• WHAT IS BEING ASKED: Output the material beneath this task exactly, images excluded.

***

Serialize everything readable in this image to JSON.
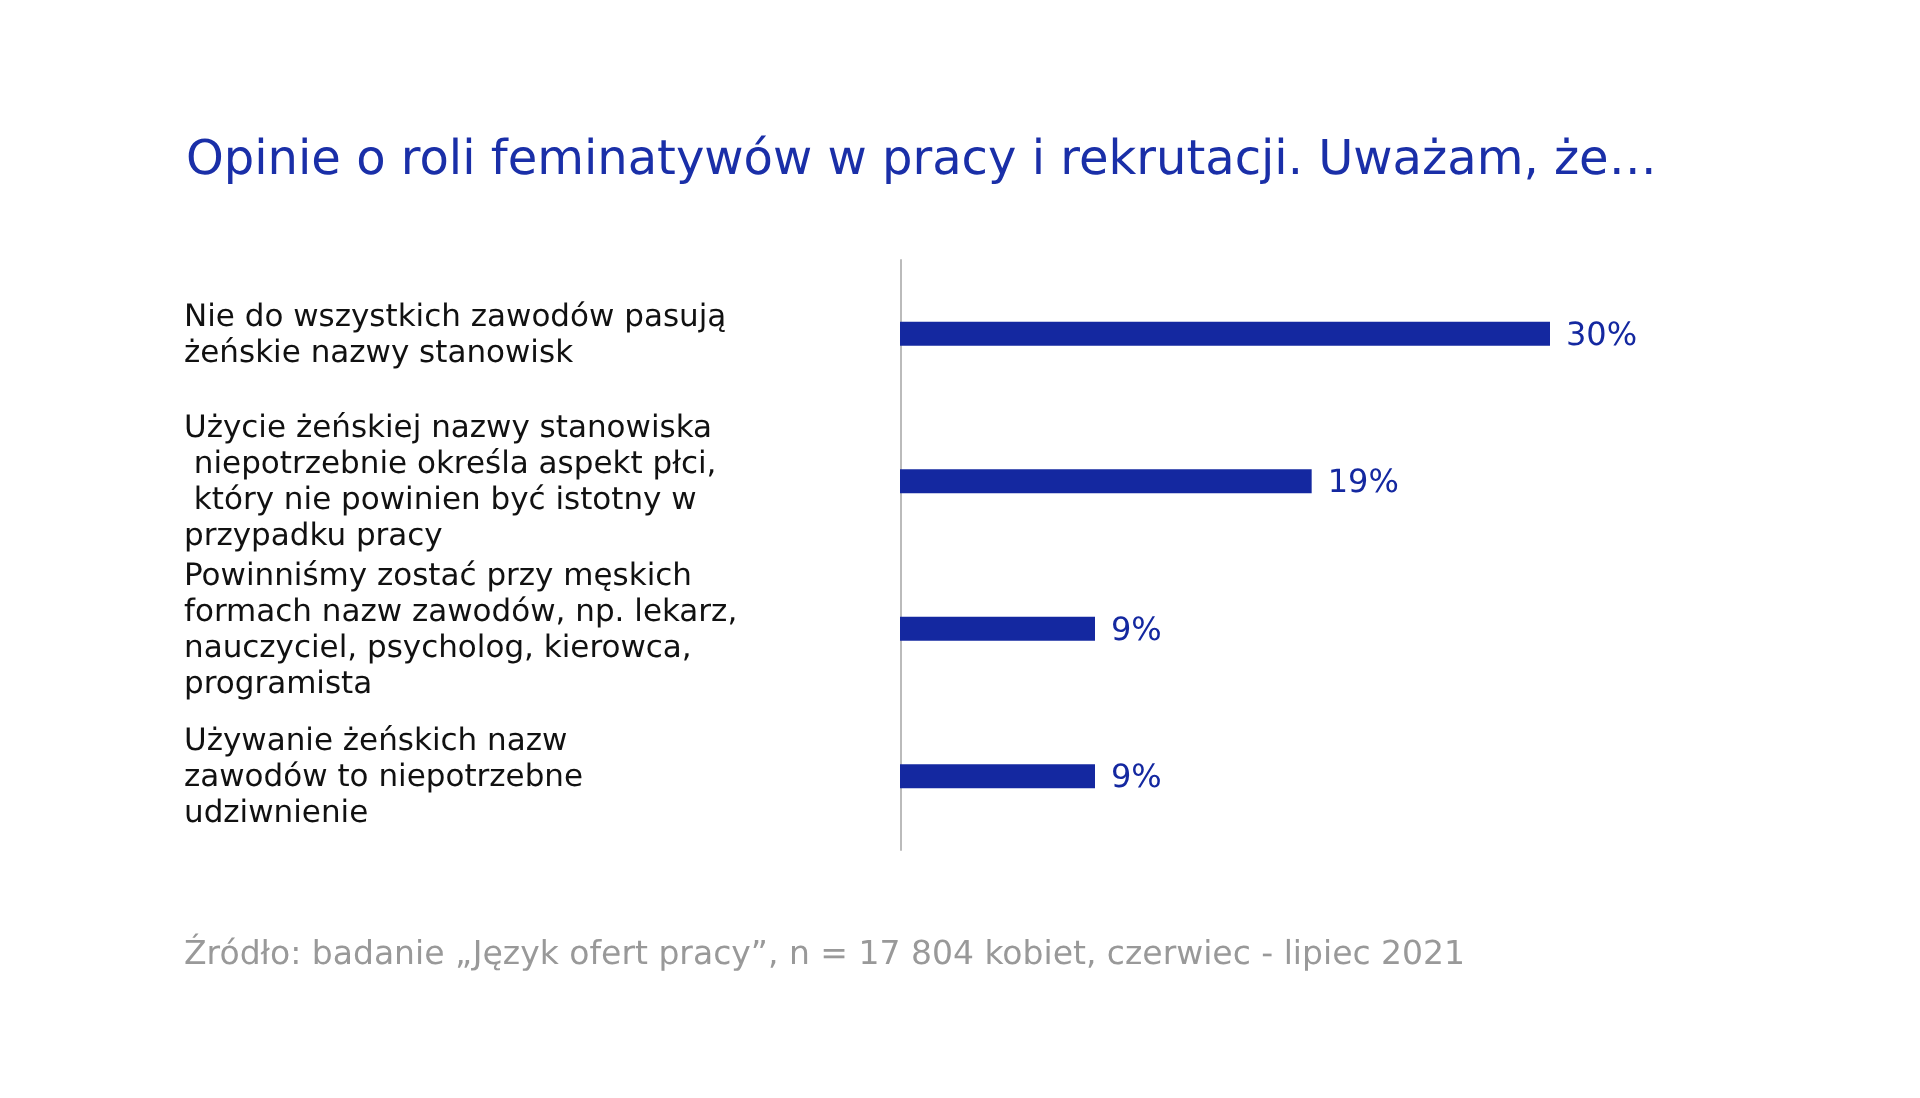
{
  "chart_data": {
    "type": "bar",
    "orientation": "horizontal",
    "title": "Opinie o roli feminatywów w pracy i rekrutacji. Uważam, że…",
    "categories": [
      "Nie do wszystkich zawodów pasują żeńskie nazwy stanowisk",
      "Użycie żeńskiej nazwy stanowiska niepotrzebnie określa aspekt płci, który nie powinien być istotny w przypadku pracy",
      "Powinniśmy zostać przy męskich formach nazw zawodów, np. lekarz, nauczyciel, psycholog, kierowca, programista",
      "Używanie żeńskich nazw zawodów to niepotrzebne udziwnienie"
    ],
    "values": [
      30,
      19,
      9,
      9
    ],
    "color": "#1428a0",
    "data_labels": true,
    "value_labels": [
      "30%",
      "19%",
      "9%",
      "9%"
    ],
    "annotations": [
      "Źródło: badanie „Język ofert pracy”, n = 17 804 kobiet, czerwiec - lipiec 2021"
    ]
  }
}
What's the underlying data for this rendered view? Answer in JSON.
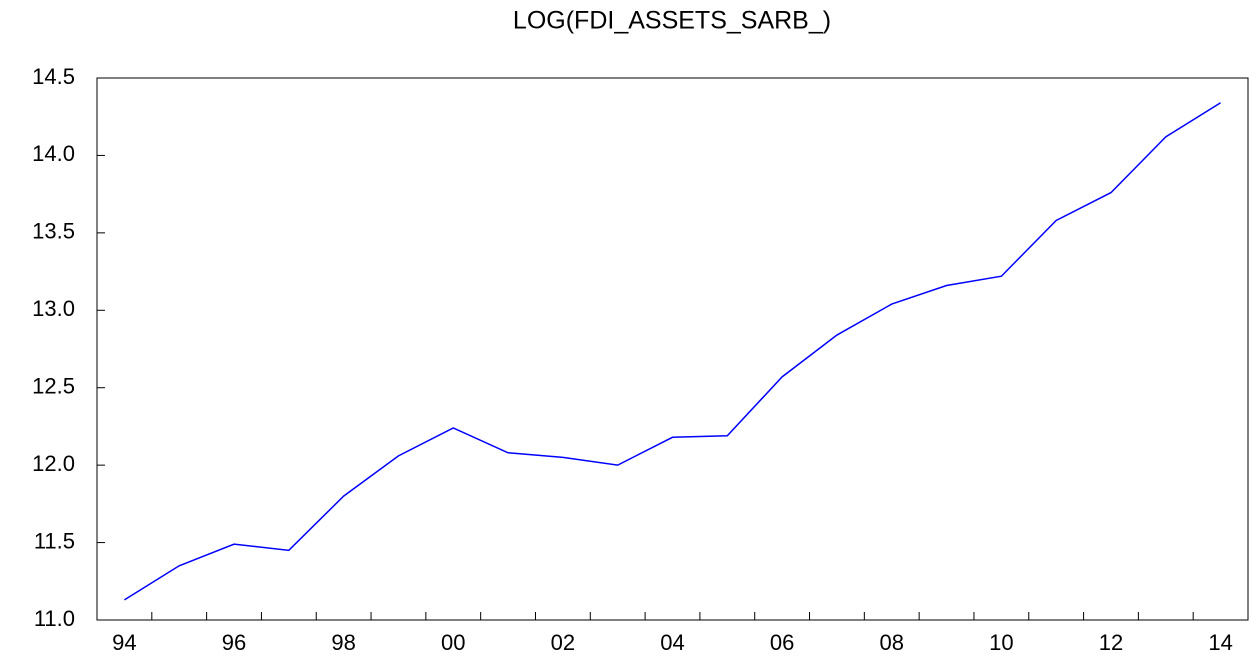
{
  "chart_data": {
    "type": "line",
    "title": "LOG(FDI_ASSETS_SARB_)",
    "categories": [
      "94",
      null,
      "96",
      null,
      "98",
      null,
      "00",
      null,
      "02",
      null,
      "04",
      null,
      "06",
      null,
      "08",
      null,
      "10",
      null,
      "12",
      null,
      "14"
    ],
    "series": [
      {
        "color": "#0000ff",
        "values": [
          11.13,
          11.35,
          11.49,
          11.45,
          11.8,
          12.06,
          12.24,
          12.08,
          12.05,
          12.0,
          12.18,
          12.19,
          12.57,
          12.84,
          13.04,
          13.16,
          13.22,
          13.58,
          13.76,
          14.12,
          14.34
        ]
      }
    ],
    "ylim": [
      11.0,
      14.5
    ],
    "yticks": [
      {
        "value": 11,
        "label": "11.0"
      },
      11.5,
      {
        "value": 12,
        "label": "12.0"
      },
      12.5,
      {
        "value": 13,
        "label": "13.0"
      },
      13.5,
      {
        "value": 14,
        "label": "14.0"
      },
      14.5
    ]
  }
}
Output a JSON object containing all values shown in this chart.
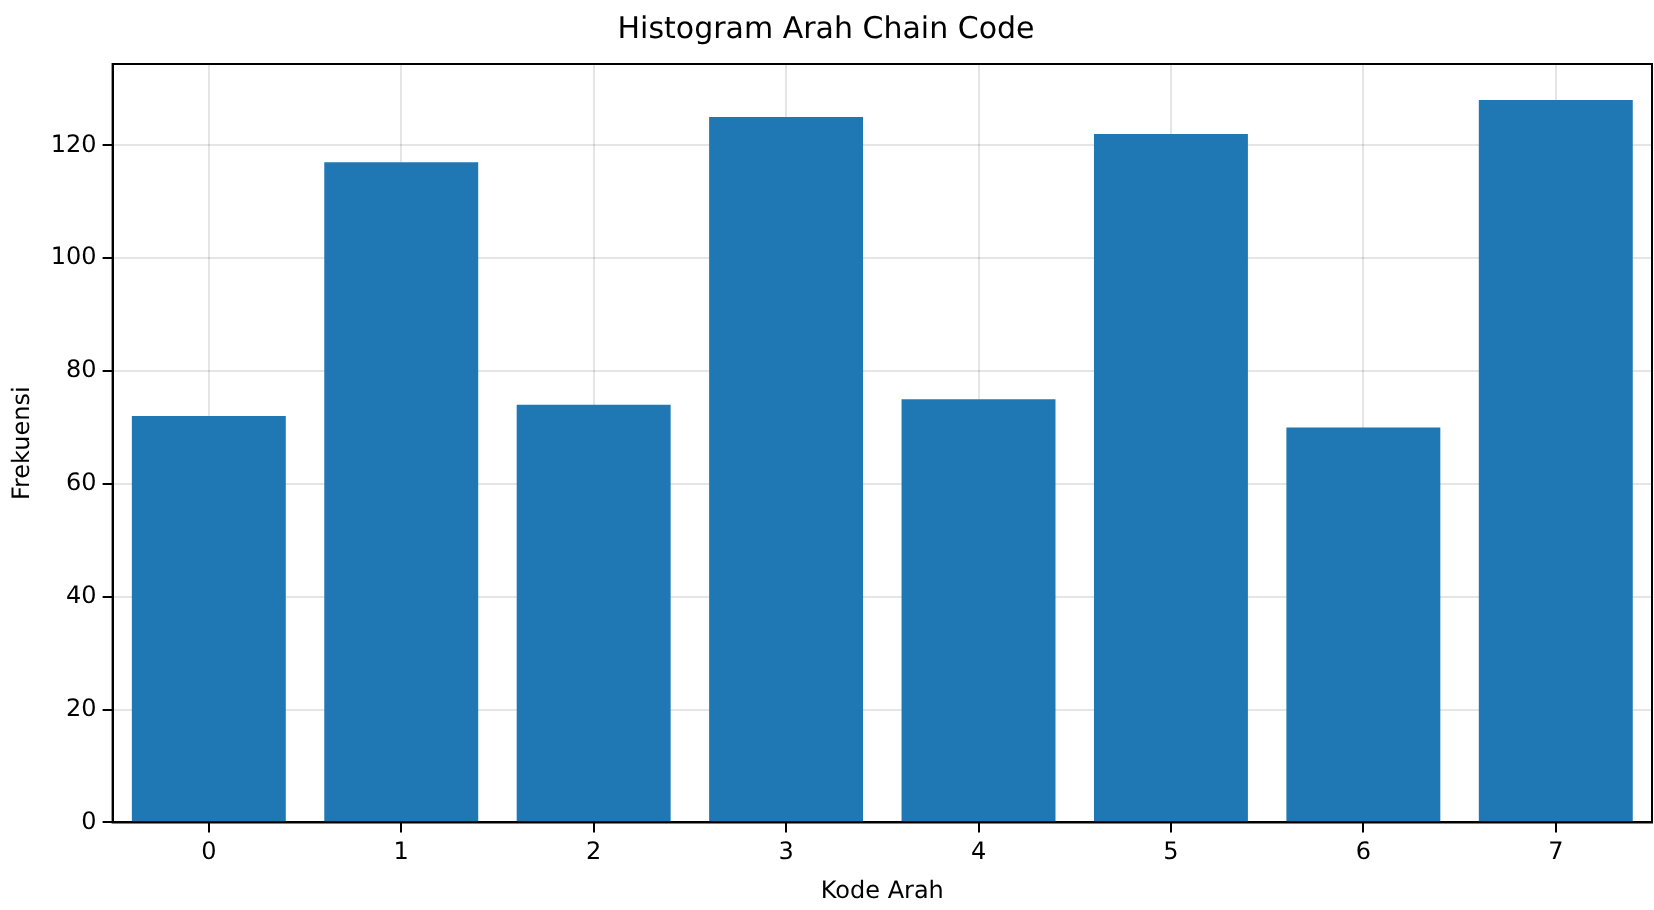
{
  "chart_data": {
    "type": "bar",
    "title": "Histogram Arah Chain Code",
    "xlabel": "Kode Arah",
    "ylabel": "Frekuensi",
    "categories": [
      "0",
      "1",
      "2",
      "3",
      "4",
      "5",
      "6",
      "7"
    ],
    "values": [
      72,
      117,
      74,
      125,
      75,
      122,
      70,
      128
    ],
    "color": "#1f77b4",
    "ylim": [
      0,
      134.4
    ],
    "yticks": [
      0,
      20,
      40,
      60,
      80,
      100,
      120
    ],
    "grid": true
  }
}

***

• SOLUTION BELOW:
Serialize everything readable in this image to JSON.
{
  "chart_data": {
    "type": "bar",
    "orientation": "horizontal",
    "title": "Opinie o roli feminatywów w pracy i rekrutacji. Uważam, że…",
    "categories": [
      "Nie do wszystkich zawodów pasują żeńskie nazwy stanowisk",
      "Użycie żeńskiej nazwy stanowiska niepotrzebnie określa aspekt płci, który nie powinien być istotny w przypadku pracy",
      "Powinniśmy zostać przy męskich formach nazw zawodów, np. lekarz, nauczyciel, psycholog, kierowca, programista",
      "Używanie żeńskich nazw zawodów to niepotrzebne udziwnienie"
    ],
    "values": [
      30,
      19,
      9,
      9
    ],
    "color": "#1428a0",
    "data_labels": true,
    "value_labels": [
      "30%",
      "19%",
      "9%",
      "9%"
    ],
    "annotations": [
      "Źródło: badanie „Język ofert pracy”, n = 17 804 kobiet, czerwiec - lipiec 2021"
    ]
  }
}
What's the underlying data for this rendered view? Answer in JSON.
{
  "chart_data": {
    "type": "line",
    "title": "LOG(FDI_ASSETS_SARB_)",
    "categories": [
      "94",
      null,
      "96",
      null,
      "98",
      null,
      "00",
      null,
      "02",
      null,
      "04",
      null,
      "06",
      null,
      "08",
      null,
      "10",
      null,
      "12",
      null,
      "14"
    ],
    "series": [
      {
        "color": "#0000ff",
        "values": [
          11.13,
          11.35,
          11.49,
          11.45,
          11.8,
          12.06,
          12.24,
          12.08,
          12.05,
          12.0,
          12.18,
          12.19,
          12.57,
          12.84,
          13.04,
          13.16,
          13.22,
          13.58,
          13.76,
          14.12,
          14.34
        ]
      }
    ],
    "ylim": [
      11.0,
      14.5
    ],
    "yticks": [
      {
        "value": 11,
        "label": "11.0"
      },
      11.5,
      {
        "value": 12,
        "label": "12.0"
      },
      12.5,
      {
        "value": 13,
        "label": "13.0"
      },
      13.5,
      {
        "value": 14,
        "label": "14.0"
      },
      14.5
    ]
  }
}
Output a JSON object containing all values shown in this chart.
{
  "chart_data": {
    "type": "bar",
    "title": "Histogram Arah Chain Code",
    "xlabel": "Kode Arah",
    "ylabel": "Frekuensi",
    "categories": [
      "0",
      "1",
      "2",
      "3",
      "4",
      "5",
      "6",
      "7"
    ],
    "values": [
      72,
      117,
      74,
      125,
      75,
      122,
      70,
      128
    ],
    "color": "#1f77b4",
    "ylim": [
      0,
      134.4
    ],
    "yticks": [
      0,
      20,
      40,
      60,
      80,
      100,
      120
    ],
    "grid": true
  }
}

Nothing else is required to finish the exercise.